DIRECTIONS
Entries follow. Set all of them down as they stand.

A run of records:
┄┄┄┄┄┄┄┄┄┄┄┄┄┄┄┄┄┄┄┄

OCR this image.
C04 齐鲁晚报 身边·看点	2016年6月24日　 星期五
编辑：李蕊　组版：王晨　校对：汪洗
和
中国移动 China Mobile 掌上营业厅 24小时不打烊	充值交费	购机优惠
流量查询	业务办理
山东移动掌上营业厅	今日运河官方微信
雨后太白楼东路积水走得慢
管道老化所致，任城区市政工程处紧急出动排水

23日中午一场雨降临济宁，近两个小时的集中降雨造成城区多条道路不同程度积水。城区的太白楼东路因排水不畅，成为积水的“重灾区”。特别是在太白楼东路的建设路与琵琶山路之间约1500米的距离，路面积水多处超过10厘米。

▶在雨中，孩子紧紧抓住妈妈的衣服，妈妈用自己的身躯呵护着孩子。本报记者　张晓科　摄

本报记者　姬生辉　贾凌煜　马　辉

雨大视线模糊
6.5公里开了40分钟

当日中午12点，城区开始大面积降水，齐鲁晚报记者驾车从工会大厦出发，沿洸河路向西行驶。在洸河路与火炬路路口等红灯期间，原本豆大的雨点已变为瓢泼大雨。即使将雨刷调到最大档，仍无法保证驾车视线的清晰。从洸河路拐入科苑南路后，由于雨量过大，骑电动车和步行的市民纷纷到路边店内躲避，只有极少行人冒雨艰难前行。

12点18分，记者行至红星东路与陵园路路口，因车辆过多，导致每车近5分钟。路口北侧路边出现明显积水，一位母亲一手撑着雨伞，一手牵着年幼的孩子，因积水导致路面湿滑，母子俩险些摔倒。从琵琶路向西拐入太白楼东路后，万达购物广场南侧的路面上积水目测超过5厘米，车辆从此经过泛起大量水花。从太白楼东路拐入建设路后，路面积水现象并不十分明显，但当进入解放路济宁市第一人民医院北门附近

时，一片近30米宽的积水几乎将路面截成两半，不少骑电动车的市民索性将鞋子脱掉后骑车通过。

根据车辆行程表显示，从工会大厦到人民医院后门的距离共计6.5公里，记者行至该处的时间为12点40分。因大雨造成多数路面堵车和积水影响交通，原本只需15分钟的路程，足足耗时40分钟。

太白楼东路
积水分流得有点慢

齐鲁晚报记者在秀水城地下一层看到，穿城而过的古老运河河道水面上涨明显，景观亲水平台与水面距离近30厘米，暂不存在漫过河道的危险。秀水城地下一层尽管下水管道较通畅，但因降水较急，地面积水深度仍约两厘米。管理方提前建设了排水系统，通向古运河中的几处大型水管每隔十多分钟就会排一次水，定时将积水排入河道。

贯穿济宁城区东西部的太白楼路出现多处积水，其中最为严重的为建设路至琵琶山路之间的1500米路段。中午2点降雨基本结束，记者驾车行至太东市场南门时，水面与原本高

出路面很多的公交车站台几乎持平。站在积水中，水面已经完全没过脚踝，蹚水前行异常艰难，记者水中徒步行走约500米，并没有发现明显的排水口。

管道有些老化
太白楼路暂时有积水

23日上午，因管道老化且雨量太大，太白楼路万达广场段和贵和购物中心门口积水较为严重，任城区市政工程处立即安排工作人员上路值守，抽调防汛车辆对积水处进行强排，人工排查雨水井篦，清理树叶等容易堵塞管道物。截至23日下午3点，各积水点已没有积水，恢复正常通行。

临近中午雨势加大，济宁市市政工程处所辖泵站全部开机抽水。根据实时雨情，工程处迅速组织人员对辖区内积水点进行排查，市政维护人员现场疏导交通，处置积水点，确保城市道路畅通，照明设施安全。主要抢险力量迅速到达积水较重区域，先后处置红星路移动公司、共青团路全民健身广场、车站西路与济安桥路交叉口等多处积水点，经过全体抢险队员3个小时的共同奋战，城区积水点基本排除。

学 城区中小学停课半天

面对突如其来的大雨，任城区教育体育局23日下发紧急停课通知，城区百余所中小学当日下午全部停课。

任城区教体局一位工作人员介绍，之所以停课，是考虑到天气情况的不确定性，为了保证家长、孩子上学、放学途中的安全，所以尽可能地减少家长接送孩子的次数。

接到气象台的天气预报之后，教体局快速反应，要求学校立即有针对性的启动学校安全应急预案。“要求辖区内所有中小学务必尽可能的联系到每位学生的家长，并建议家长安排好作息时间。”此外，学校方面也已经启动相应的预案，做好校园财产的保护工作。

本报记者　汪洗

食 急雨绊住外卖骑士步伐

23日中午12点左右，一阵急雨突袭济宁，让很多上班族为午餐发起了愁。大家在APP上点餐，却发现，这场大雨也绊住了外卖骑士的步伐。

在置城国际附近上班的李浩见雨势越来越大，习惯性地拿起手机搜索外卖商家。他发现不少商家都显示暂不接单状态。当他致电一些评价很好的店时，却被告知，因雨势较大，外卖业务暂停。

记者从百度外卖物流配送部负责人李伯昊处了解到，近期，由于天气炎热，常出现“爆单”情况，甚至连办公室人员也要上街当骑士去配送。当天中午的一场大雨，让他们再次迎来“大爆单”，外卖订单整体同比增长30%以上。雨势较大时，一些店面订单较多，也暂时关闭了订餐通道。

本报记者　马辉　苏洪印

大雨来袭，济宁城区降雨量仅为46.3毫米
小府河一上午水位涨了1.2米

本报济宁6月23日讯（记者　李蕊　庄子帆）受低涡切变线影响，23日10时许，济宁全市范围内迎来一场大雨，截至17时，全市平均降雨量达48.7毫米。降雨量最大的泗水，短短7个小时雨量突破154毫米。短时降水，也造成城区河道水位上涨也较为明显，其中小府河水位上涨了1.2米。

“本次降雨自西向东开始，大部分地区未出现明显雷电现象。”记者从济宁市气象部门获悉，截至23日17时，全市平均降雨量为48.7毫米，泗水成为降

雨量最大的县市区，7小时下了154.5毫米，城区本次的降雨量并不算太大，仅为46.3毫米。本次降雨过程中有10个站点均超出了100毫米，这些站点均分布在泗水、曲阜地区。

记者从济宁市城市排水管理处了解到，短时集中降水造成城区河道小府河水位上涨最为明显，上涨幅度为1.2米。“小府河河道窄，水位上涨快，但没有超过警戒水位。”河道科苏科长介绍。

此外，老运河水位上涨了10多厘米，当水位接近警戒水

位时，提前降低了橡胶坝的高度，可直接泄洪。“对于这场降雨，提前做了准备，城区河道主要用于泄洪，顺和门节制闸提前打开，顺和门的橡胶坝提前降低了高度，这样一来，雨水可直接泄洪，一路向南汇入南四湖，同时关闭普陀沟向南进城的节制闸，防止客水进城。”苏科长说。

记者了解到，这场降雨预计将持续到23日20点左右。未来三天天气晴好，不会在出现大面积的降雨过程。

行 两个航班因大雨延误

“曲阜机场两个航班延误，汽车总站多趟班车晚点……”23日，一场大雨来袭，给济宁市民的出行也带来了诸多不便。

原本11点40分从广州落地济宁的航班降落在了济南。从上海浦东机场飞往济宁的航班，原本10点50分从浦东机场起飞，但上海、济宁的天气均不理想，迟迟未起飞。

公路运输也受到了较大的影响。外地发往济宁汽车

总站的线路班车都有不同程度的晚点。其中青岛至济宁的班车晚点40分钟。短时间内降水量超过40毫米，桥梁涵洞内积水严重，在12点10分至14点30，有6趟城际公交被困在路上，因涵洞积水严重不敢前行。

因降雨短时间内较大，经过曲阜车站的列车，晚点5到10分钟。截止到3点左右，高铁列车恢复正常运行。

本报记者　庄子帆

┄┄┄┄┄┄┄┄┄┄┄┄┄┄┄┄┄┄┄┄

FULL ANSWER
OCR this image.
C04 齐鲁晚报 身边·看点	2016年6月24日　 星期五
编辑：李蕊　组版：王晨　校对：汪洗
和
中国移动 China Mobile 掌上营业厅 24小时不打烊	充值交费	购机优惠
流量查询	业务办理
山东移动掌上营业厅	今日运河官方微信
雨后太白楼东路积水走得慢
管道老化所致，任城区市政工程处紧急出动排水

23日中午一场雨降临济宁，近两个小时的集中降雨造成城区多条道路不同程度积水。城区的太白楼东路因排水不畅，成为积水的“重灾区”。特别是在太白楼东路的建设路与琵琶山路之间约1500米的距离，路面积水多处超过10厘米。

▶在雨中，孩子紧紧抓住妈妈的衣服，妈妈用自己的身躯呵护着孩子。本报记者　张晓科　摄

本报记者　姬生辉　贾凌煜　马　辉

雨大视线模糊
6.5公里开了40分钟

当日中午12点，城区开始大面积降水，齐鲁晚报记者驾车从工会大厦出发，沿洸河路向西行驶。在洸河路与火炬路路口等红灯期间，原本豆大的雨点已变为瓢泼大雨。即使将雨刷调到最大档，仍无法保证驾车视线的清晰。从洸河路拐入科苑南路后，由于雨量过大，骑电动车和步行的市民纷纷到路边店内躲避，只有极少行人冒雨艰难前行。

12点18分，记者行至红星东路与陵园路路口，因车辆过多，导致每车近5分钟。路口北侧路边出现明显积水，一位母亲一手撑着雨伞，一手牵着年幼的孩子，因积水导致路面湿滑，母子俩险些摔倒。从琵琶路向西拐入太白楼东路后，万达购物广场南侧的路面上积水目测超过5厘米，车辆从此经过泛起大量水花。从太白楼东路拐入建设路后，路面积水现象并不十分明显，但当进入解放路济宁市第一人民医院北门附近

时，一片近30米宽的积水几乎将路面截成两半，不少骑电动车的市民索性将鞋子脱掉后骑车通过。

根据车辆行程表显示，从工会大厦到人民医院后门的距离共计6.5公里，记者行至该处的时间为12点40分。因大雨造成多数路面堵车和积水影响交通，原本只需15分钟的路程，足足耗时40分钟。

太白楼东路
积水分流得有点慢

齐鲁晚报记者在秀水城地下一层看到，穿城而过的古老运河河道水面上涨明显，景观亲水平台与水面距离近30厘米，暂不存在漫过河道的危险。秀水城地下一层尽管下水管道较通畅，但因降水较急，地面积水深度仍约两厘米。管理方提前建设了排水系统，通向古运河中的几处大型水管每隔十多分钟就会排一次水，定时将积水排入河道。

贯穿济宁城区东西部的太白楼路出现多处积水，其中最为严重的为建设路至琵琶山路之间的1500米路段。中午2点降雨基本结束，记者驾车行至太东市场南门时，水面与原本高

出路面很多的公交车站台几乎持平。站在积水中，水面已经完全没过脚踝，蹚水前行异常艰难，记者水中徒步行走约500米，并没有发现明显的排水口。

管道有些老化
太白楼路暂时有积水

23日上午，因管道老化且雨量太大，太白楼路万达广场段和贵和购物中心门口积水较为严重，任城区市政工程处立即安排工作人员上路值守，抽调防汛车辆对积水处进行强排，人工排查雨水井篦，清理树叶等容易堵塞管道物。截至23日下午3点，各积水点已没有积水，恢复正常通行。

临近中午雨势加大，济宁市市政工程处所辖泵站全部开机抽水。根据实时雨情，工程处迅速组织人员对辖区内积水点进行排查，市政维护人员现场疏导交通，处置积水点，确保城市道路畅通，照明设施安全。主要抢险力量迅速到达积水较重区域，先后处置红星路移动公司、共青团路全民健身广场、车站西路与济安桥路交叉口等多处积水点，经过全体抢险队员3个小时的共同奋战，城区积水点基本排除。

学 城区中小学停课半天

面对突如其来的大雨，任城区教育体育局23日下发紧急停课通知，城区百余所中小学当日下午全部停课。

任城区教体局一位工作人员介绍，之所以停课，是考虑到天气情况的不确定性，为了保证家长、孩子上学、放学途中的安全，所以尽可能地减少家长接送孩子的次数。

接到气象台的天气预报之后，教体局快速反应，要求学校立即有针对性的启动学校安全应急预案。“要求辖区内所有中小学务必尽可能的联系到每位学生的家长，并建议家长安排好作息时间。”此外，学校方面也已经启动相应的预案，做好校园财产的保护工作。

本报记者　汪洗

食 急雨绊住外卖骑士步伐

23日中午12点左右，一阵急雨突袭济宁，让很多上班族为午餐发起了愁。大家在APP上点餐，却发现，这场大雨也绊住了外卖骑士的步伐。

在置城国际附近上班的李浩见雨势越来越大，习惯性地拿起手机搜索外卖商家。他发现不少商家都显示暂不接单状态。当他致电一些评价很好的店时，却被告知，因雨势较大，外卖业务暂停。

记者从百度外卖物流配送部负责人李伯昊处了解到，近期，由于天气炎热，常出现“爆单”情况，甚至连办公室人员也要上街当骑士去配送。当天中午的一场大雨，让他们再次迎来“大爆单”，外卖订单整体同比增长30%以上。雨势较大时，一些店面订单较多，也暂时关闭了订餐通道。

本报记者　马辉　苏洪印

大雨来袭，济宁城区降雨量仅为46.3毫米
小府河一上午水位涨了1.2米

本报济宁6月23日讯（记者　李蕊　庄子帆）受低涡切变线影响，23日10时许，济宁全市范围内迎来一场大雨，截至17时，全市平均降雨量达48.7毫米。降雨量最大的泗水，短短7个小时雨量突破154毫米。短时降水，也造成城区河道水位上涨也较为明显，其中小府河水位上涨了1.2米。

“本次降雨自西向东开始，大部分地区未出现明显雷电现象。”记者从济宁市气象部门获悉，截至23日17时，全市平均降雨量为48.7毫米，泗水成为降

雨量最大的县市区，7小时下了154.5毫米，城区本次的降雨量并不算太大，仅为46.3毫米。本次降雨过程中有10个站点均超出了100毫米，这些站点均分布在泗水、曲阜地区。

记者从济宁市城市排水管理处了解到，短时集中降水造成城区河道小府河水位上涨最为明显，上涨幅度为1.2米。“小府河河道窄，水位上涨快，但没有超过警戒水位。”河道科苏科长介绍。

此外，老运河水位上涨了10多厘米，当水位接近警戒水

位时，提前降低了橡胶坝的高度，可直接泄洪。“对于这场降雨，提前做了准备，城区河道主要用于泄洪，顺和门节制闸提前打开，顺和门的橡胶坝提前降低了高度，这样一来，雨水可直接泄洪，一路向南汇入南四湖，同时关闭普陀沟向南进城的节制闸，防止客水进城。”苏科长说。

记者了解到，这场降雨预计将持续到23日20点左右。未来三天天气晴好，不会在出现大面积的降雨过程。

行 两个航班因大雨延误

“曲阜机场两个航班延误，汽车总站多趟班车晚点……”23日，一场大雨来袭，给济宁市民的出行也带来了诸多不便。

原本11点40分从广州落地济宁的航班降落在了济南。从上海浦东机场飞往济宁的航班，原本10点50分从浦东机场起飞，但上海、济宁的天气均不理想，迟迟未起飞。

公路运输也受到了较大的影响。外地发往济宁汽车

总站的线路班车都有不同程度的晚点。其中青岛至济宁的班车晚点40分钟。短时间内降水量超过40毫米，桥梁涵洞内积水严重，在12点10分至14点30，有6趟城际公交被困在路上，因涵洞积水严重不敢前行。

因降雨短时间内较大，经过曲阜车站的列车，晚点5到10分钟。截止到3点左右，高铁列车恢复正常运行。

本报记者　庄子帆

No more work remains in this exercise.